▶ GIVEN EXERCISE
Continue the press release below on Crown Media Holdings' fourth-quarter 2009 operating results, beginning right after its final sentence.

▶ TEXT PROVIDED
=-=-=-=-=

04.03.2010 13:45:00

Crown Media Holdings Announces Operating Results for Fourth Quarter of 2009

Crown Media Holdings, Inc. (NASDAQ:CRWN) today reported its operating results for the quarter and year ended December 31, 2009.

Operating Highlights

  • Popular holiday programming. Hallmark Channel had a strong fourth quarter in terms of ratings and finished 2009 in the top ten among the 76 ad-supported cable networks for Prime Time household ratings, according to Nielsen. Based on the popularity of its holiday programming, Hallmark Channel recorded its highest rated week and month for Prime Time and Total Day household ratings and delivery. In addition, the channel finished the year among the top ten cable networks for women 25-54 in Total Day for the third consecutive year.
  • Programming expansion. Hallmark Channel introduced several new programs during the holiday season which contributed to the positive ratings results, including several skating specials, coverage of the 121st Rose Parade, a movie night hosted by hoops&yoyo, one of Hallmark Cards’ most popular animated characters, and Jack Hanna’s Animal Adventures.
  • Expanded distribution of Hallmark Movie Channel. The channel added 15.7 million subscribers to end the year in 29.1 million homes, more than doubling its subscriber count in just 12 months, and making Hallmark Movie Channel the fastest-growing cable television network in 2009. Hallmark Movie Channel is now in over 32.5 million homes and available in all top 70 markets.
  • Increase in Adjusted EBITDA. Adjusted EBITDA increased 9% for the quarter to $25.4 million, from $23.3 million in the fourth quarter of 2008, due primarily to management’s successful efforts to control costs and an increase in subscriber fees. For 2009, the company delivered a record high adjusted EBITDA of $81.6 million, representing an increase of 23% over 2008.
  • Partnership with Martha Stewart Living Omnimedia. Subsequent to the end of the quarter, the Company announced a programming partnership with Martha Stewart Living Omnimedia for the exclusive airing of the popular lifestyle series. Beginning in September 2010, Hallmark Channel will introduce a two and a half-hour block of programming, anchored by The Martha Stewart Show weekdays at 10:00 a.m., followed by an additional 90 minutes of programming with related lifestyle content to be developed by the partnership. The partnership will also develop a series of holiday-themed Prime Time specials throughout the year.
  • Recapitalization by Hallmark Cards. Also subsequent to the end of the quarter, the Company announced that it had approved and executed definitive agreements relating to a recapitalization of Crown Media. The transaction will convert approximately $600 million of the Company’s debt from Hallmark Cards to common stock, and exchange $500 million of existing debt into $315 million of new debt and $185 million of convertible preferred stock.

"Although we continue to be impacted by the economic challenges facing our industry, we finished the year with a strong fourth quarter of ratings success for the holiday season,” noted Bill Abbott, President and CEO of Crown Media. "With effective cost-cutting measures implemented throughout the year and increases in our subscriber fee revenues, we were able to deliver a record year of Adjusted EBITDA.

=-=-=-=-=

▶ RECORDS PROVIDED
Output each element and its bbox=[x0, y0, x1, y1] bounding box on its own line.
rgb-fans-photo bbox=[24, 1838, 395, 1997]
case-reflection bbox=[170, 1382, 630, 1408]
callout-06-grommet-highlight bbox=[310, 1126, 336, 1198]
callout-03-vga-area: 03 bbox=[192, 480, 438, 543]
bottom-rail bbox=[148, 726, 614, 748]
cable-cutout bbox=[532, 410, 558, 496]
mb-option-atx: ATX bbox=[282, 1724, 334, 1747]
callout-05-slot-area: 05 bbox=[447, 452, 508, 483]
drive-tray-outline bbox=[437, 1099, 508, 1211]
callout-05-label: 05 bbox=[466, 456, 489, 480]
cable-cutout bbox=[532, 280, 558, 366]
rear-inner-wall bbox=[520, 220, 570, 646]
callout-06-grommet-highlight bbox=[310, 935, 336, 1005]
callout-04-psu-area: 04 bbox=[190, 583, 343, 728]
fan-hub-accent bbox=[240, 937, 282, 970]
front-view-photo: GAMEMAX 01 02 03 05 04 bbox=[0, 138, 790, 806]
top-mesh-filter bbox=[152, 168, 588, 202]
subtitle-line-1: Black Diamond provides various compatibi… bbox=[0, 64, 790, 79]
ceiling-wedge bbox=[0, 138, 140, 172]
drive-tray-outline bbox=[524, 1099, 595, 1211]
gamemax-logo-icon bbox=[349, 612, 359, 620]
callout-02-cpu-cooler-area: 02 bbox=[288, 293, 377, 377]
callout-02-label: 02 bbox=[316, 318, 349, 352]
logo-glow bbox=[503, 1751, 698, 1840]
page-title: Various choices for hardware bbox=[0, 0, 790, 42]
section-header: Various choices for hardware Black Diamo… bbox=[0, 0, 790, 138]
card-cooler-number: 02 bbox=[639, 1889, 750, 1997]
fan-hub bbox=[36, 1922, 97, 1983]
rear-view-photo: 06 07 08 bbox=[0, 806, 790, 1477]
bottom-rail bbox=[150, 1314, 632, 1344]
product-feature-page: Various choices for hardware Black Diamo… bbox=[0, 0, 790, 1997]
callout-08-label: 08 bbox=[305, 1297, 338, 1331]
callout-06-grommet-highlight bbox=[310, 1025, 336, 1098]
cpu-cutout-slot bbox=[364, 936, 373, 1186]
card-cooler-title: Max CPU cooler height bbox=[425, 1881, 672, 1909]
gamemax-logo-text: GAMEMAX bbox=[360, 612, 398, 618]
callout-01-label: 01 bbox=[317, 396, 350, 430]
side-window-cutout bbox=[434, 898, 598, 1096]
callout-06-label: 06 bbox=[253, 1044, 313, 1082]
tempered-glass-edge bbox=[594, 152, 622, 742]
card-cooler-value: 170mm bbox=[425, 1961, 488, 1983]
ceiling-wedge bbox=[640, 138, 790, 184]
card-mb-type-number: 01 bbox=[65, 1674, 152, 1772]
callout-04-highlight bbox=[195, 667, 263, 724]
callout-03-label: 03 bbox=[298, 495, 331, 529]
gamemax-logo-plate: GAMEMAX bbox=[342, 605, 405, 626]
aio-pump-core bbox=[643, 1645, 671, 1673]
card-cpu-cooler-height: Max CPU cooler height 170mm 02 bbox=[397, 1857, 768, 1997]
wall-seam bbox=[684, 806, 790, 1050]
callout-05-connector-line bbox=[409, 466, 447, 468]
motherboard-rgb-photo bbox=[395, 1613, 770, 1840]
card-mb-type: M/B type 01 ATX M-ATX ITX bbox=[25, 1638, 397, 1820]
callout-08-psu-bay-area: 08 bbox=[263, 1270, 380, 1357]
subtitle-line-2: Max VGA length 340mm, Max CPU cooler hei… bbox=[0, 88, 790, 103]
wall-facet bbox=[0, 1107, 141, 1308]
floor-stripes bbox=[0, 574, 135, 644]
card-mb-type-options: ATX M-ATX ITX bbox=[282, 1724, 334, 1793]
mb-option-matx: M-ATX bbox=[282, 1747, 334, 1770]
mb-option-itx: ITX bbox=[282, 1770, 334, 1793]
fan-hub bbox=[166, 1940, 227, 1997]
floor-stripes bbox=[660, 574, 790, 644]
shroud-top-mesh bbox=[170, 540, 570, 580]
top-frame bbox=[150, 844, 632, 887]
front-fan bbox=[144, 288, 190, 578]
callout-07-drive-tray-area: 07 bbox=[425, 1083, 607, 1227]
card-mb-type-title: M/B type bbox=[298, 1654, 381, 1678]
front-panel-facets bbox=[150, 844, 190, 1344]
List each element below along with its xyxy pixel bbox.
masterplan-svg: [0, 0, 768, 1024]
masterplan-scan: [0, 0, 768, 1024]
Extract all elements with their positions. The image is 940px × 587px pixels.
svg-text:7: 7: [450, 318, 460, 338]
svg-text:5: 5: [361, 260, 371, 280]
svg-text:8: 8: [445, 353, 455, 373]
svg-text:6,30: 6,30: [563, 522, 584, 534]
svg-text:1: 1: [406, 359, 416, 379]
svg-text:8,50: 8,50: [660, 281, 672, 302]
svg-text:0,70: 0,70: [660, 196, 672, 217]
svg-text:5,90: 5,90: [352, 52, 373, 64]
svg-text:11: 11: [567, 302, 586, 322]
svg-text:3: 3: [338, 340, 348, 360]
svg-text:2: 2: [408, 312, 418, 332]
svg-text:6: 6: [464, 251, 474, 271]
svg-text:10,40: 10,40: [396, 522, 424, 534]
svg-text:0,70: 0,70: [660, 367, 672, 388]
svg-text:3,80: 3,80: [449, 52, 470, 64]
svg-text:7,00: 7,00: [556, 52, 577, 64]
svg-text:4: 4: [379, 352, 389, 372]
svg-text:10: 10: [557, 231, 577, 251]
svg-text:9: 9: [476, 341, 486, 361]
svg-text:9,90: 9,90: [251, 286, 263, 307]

=-=-=-=-=

▶ RESULT
"We have been successful in broadening our programming at Hallmark Channel with a variety of new specials which we aired during the year, and the upcoming introduction of The Martha Stewart Show in a two and a half-hour lifestyle programming block. This growing distinction between our two channels, and the tremendous expansion in distribution for Hallmark Movie Channel, will enable both channels to deliver strong results in 2010 and achieve their full revenue potential in the long-term. In addition, we believe that the recently announced recapitalization and the significant reduction in our debt will help us maintain the operating health of our company.”

Financial Results

Historical financial information is provided in tables at the end of this release.

Crown Media reported revenue of $77.6 million for the fourth quarter of 2009, a 3% increase from $75.2 million for the fourth quarter of 2008. Subscriber fee revenue increased 14% to $16.4 million, from $14.5 million in the prior year’s quarter. Subscriber revenue increased in 2009 primarily due to an increase in the number of Hallmark Channel pay subscribers and small contractual rate increases. Advertising revenue increased 1% to $60.8 million during the quarter, from $60.4 million in the fourth quarter of 2008. The slight increase in advertising revenue during the fourth quarter of 2009 is due to increased advertising pricing.

Crown Media reported revenue of $279.6 million for the year ended December 31, 2009, a 1% decrease from $281.8 million for the same period of 2008. Subscriber fee revenue for the year ended December 31, 2009, increased 11% to $63.6 million, from $57.2 million in the prior year. Advertising revenue decreased 4% to $214.5 million during the year ended December 31, 2009, from $223.4 million for 2008, primarily due to declines in viewer ratings across demographic categories for 2009 compared 2008.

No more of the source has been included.